** start RECORDED INFORMATION **

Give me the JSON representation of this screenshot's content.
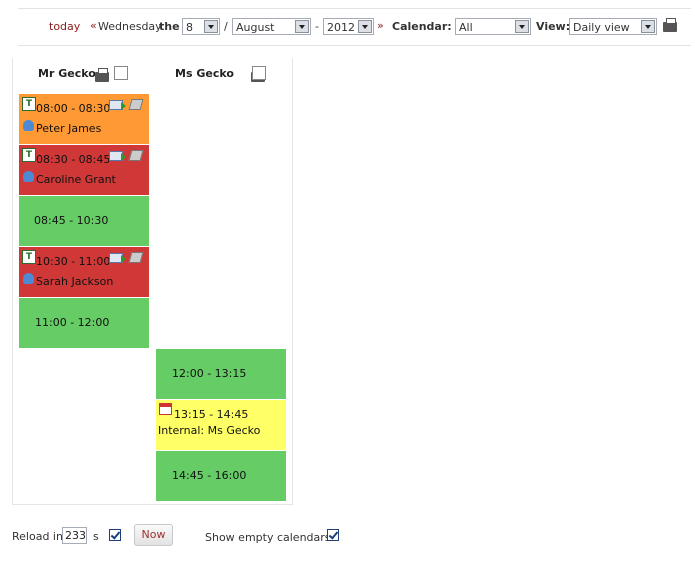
{
  "topbar": {
    "today": "today",
    "prev_arrow": "«",
    "weekday": "Wednesday",
    "the": "the",
    "day": "8",
    "slash": "/",
    "month": "August",
    "dash": "-",
    "year": "2012",
    "next_arrow": "»",
    "calendar_label": "Calendar:",
    "calendar_value": "All",
    "view_label": "View:",
    "view_value": "Daily view"
  },
  "columns": [
    {
      "name": "Mr Gecko",
      "slots": [
        {
          "time": "08:00 - 08:30",
          "patient": "Peter James",
          "status": "booked-orange"
        },
        {
          "time": "08:30 - 08:45",
          "patient": "Caroline Grant",
          "status": "booked-red"
        },
        {
          "time": "08:45 - 10:30",
          "status": "free"
        },
        {
          "time": "10:30 - 11:00",
          "patient": "Sarah Jackson",
          "status": "booked-red"
        },
        {
          "time": "11:00 - 12:00",
          "status": "free"
        }
      ]
    },
    {
      "name": "Ms Gecko",
      "slots": [
        {
          "time": "12:00 - 13:15",
          "status": "free"
        },
        {
          "time": "13:15 - 14:45",
          "note": "Internal: Ms Gecko",
          "status": "internal"
        },
        {
          "time": "14:45 - 16:00",
          "status": "free"
        }
      ]
    }
  ],
  "footer": {
    "reload_label": "Reload in",
    "reload_seconds": "233",
    "seconds_unit": "s",
    "now_button": "Now",
    "show_empty_label": "Show empty calendars?"
  },
  "colors": {
    "free": "#66cc66",
    "booked_orange": "#ff9933",
    "booked_red": "#d03838",
    "internal": "#ffff66",
    "link": "#8b1a1a"
  }
}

** end RECORDED INFORMATION **

• _TASK STATEMENT_
All records should be output exactly, with the pictures left out.

• _EXERCISE ANSWER_
Give me the JSON representation of this screenshot's content.
{
  "topbar": {
    "today": "today",
    "prev_arrow": "«",
    "weekday": "Wednesday",
    "the": "the",
    "day": "8",
    "slash": "/",
    "month": "August",
    "dash": "-",
    "year": "2012",
    "next_arrow": "»",
    "calendar_label": "Calendar:",
    "calendar_value": "All",
    "view_label": "View:",
    "view_value": "Daily view"
  },
  "columns": [
    {
      "name": "Mr Gecko",
      "slots": [
        {
          "time": "08:00 - 08:30",
          "patient": "Peter James",
          "status": "booked-orange"
        },
        {
          "time": "08:30 - 08:45",
          "patient": "Caroline Grant",
          "status": "booked-red"
        },
        {
          "time": "08:45 - 10:30",
          "status": "free"
        },
        {
          "time": "10:30 - 11:00",
          "patient": "Sarah Jackson",
          "status": "booked-red"
        },
        {
          "time": "11:00 - 12:00",
          "status": "free"
        }
      ]
    },
    {
      "name": "Ms Gecko",
      "slots": [
        {
          "time": "12:00 - 13:15",
          "status": "free"
        },
        {
          "time": "13:15 - 14:45",
          "note": "Internal: Ms Gecko",
          "status": "internal"
        },
        {
          "time": "14:45 - 16:00",
          "status": "free"
        }
      ]
    }
  ],
  "footer": {
    "reload_label": "Reload in",
    "reload_seconds": "233",
    "seconds_unit": "s",
    "now_button": "Now",
    "show_empty_label": "Show empty calendars?"
  },
  "colors": {
    "free": "#66cc66",
    "booked_orange": "#ff9933",
    "booked_red": "#d03838",
    "internal": "#ffff66",
    "link": "#8b1a1a"
  }
}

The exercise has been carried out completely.